**PROBLEM**: Sift the listing for lines that hold the string "been" and pull them out.

**EXTRACTED ENTRIES**:
## BEGIN
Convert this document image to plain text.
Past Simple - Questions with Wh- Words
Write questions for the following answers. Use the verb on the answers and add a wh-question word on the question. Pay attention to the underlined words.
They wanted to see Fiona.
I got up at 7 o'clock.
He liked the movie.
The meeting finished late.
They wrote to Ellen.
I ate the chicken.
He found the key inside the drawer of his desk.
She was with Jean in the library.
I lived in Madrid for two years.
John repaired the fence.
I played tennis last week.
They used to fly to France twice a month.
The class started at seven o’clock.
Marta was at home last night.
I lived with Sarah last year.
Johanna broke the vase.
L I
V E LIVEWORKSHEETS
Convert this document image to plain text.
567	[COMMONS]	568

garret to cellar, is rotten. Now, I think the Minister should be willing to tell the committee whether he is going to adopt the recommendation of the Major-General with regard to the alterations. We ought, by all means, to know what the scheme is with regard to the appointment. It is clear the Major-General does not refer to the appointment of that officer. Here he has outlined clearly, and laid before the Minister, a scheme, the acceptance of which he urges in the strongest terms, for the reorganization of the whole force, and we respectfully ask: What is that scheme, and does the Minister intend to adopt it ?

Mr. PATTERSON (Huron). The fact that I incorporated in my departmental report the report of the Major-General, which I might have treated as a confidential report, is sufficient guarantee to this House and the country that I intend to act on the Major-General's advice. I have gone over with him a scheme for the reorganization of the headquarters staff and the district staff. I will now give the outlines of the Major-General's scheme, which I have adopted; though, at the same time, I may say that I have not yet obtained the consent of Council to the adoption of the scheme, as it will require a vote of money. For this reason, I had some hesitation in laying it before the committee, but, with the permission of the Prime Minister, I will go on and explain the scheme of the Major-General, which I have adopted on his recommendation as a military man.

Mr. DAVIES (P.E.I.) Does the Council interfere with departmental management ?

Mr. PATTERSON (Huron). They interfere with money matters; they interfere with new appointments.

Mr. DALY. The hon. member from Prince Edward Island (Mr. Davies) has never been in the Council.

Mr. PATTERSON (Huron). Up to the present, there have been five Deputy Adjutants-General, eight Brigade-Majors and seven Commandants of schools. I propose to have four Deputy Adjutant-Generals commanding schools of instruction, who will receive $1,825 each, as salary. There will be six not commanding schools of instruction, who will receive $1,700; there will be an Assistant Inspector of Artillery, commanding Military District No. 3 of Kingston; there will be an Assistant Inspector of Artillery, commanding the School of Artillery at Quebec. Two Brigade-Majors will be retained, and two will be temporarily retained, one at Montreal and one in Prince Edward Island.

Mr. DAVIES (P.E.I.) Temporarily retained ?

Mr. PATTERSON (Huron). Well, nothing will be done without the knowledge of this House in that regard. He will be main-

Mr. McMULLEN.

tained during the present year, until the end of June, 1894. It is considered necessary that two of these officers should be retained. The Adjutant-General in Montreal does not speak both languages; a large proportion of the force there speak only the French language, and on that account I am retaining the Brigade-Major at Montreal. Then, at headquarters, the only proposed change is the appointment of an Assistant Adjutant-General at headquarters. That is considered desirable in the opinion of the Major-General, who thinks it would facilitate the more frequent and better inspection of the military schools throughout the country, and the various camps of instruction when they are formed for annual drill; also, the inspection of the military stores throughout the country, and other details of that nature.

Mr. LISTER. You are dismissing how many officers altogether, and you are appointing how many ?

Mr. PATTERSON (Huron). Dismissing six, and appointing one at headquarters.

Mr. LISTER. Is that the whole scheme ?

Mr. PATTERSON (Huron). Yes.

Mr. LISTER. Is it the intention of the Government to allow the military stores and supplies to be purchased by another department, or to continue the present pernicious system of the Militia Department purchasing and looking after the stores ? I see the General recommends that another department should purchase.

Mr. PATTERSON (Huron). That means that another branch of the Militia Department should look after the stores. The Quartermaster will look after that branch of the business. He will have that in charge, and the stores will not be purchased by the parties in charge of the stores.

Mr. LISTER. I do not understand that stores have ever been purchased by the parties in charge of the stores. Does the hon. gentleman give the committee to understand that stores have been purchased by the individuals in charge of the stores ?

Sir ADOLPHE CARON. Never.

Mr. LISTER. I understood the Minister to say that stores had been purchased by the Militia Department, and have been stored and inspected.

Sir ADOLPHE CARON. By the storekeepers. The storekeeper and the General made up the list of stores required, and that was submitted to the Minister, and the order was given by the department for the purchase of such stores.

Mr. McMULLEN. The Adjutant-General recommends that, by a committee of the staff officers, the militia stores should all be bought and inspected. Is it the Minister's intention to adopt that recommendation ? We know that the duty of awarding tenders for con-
## END
**TASK RESULT**:
Mr. DALY. The hon. member from Prince Edward Island (Mr. Davies) has never been in the Council.
Mr. PATTERSON (Huron). Up to the present, there have been five Deputy Adjutants-General, eight Brigade-Majors and seven Commandants of schools. I propose to have four Deputy Adjutant-Generals commanding schools of instruction, who will receive $1,825 each, as salary. There will be six not commanding schools of instruction, who will receive $1,700; there will be an Assistant Inspector of Artillery, commanding Military District No. 3 of Kingston; there will be an Assistant Inspector of Artillery, commanding the School of Artillery at Quebec. Two Brigade-Majors will be retained, and two will be temporarily retained, one at Montreal and one in Prince Edward Island.
Mr. LISTER. I do not understand that stores have ever been purchased by the parties in charge of the stores. Does the hon. gentleman give the committee to understand that stores have been purchased by the individuals in charge of the stores ?
Mr. LISTER. I understood the Minister to say that stores had been purchased by the Militia Department, and have been stored and inspected.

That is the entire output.